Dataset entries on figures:
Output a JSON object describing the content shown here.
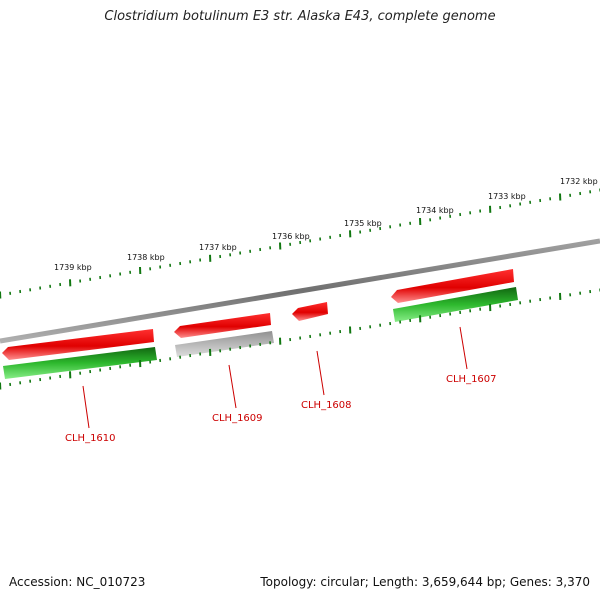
{
  "title": "Clostridium botulinum E3 str. Alaska E43, complete genome",
  "footer": {
    "accession": "Accession: NC_010723",
    "summary": "Topology: circular; Length: 3,659,644 bp; Genes: 3,370"
  },
  "ticks": [
    {
      "label": "1739 kbp"
    },
    {
      "label": "1738 kbp"
    },
    {
      "label": "1737 kbp"
    },
    {
      "label": "1736 kbp"
    },
    {
      "label": "1735 kbp"
    },
    {
      "label": "1734 kbp"
    },
    {
      "label": "1733 kbp"
    },
    {
      "label": "1732 kbp"
    }
  ],
  "genes": [
    {
      "name": "CLH_1610"
    },
    {
      "name": "CLH_1609"
    },
    {
      "name": "CLH_1608"
    },
    {
      "name": "CLH_1607"
    }
  ],
  "colors": {
    "backbone": "#808080",
    "gene_red": "#ee1111",
    "gene_grey": "#a8a8a8",
    "cds_green": "#22aa22",
    "tick_green": "#117711",
    "label_red": "#cc0000"
  }
}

Instructions to follow: Transcribe all of the data above verbatim but omit every picture.

Problem solution:
Output a JSON object describing the content shown here.
{
  "title": "Clostridium botulinum E3 str. Alaska E43, complete genome",
  "footer": {
    "accession": "Accession: NC_010723",
    "summary": "Topology: circular; Length: 3,659,644 bp; Genes: 3,370"
  },
  "ticks": [
    {
      "label": "1739 kbp"
    },
    {
      "label": "1738 kbp"
    },
    {
      "label": "1737 kbp"
    },
    {
      "label": "1736 kbp"
    },
    {
      "label": "1735 kbp"
    },
    {
      "label": "1734 kbp"
    },
    {
      "label": "1733 kbp"
    },
    {
      "label": "1732 kbp"
    }
  ],
  "genes": [
    {
      "name": "CLH_1610"
    },
    {
      "name": "CLH_1609"
    },
    {
      "name": "CLH_1608"
    },
    {
      "name": "CLH_1607"
    }
  ],
  "colors": {
    "backbone": "#808080",
    "gene_red": "#ee1111",
    "gene_grey": "#a8a8a8",
    "cds_green": "#22aa22",
    "tick_green": "#117711",
    "label_red": "#cc0000"
  }
}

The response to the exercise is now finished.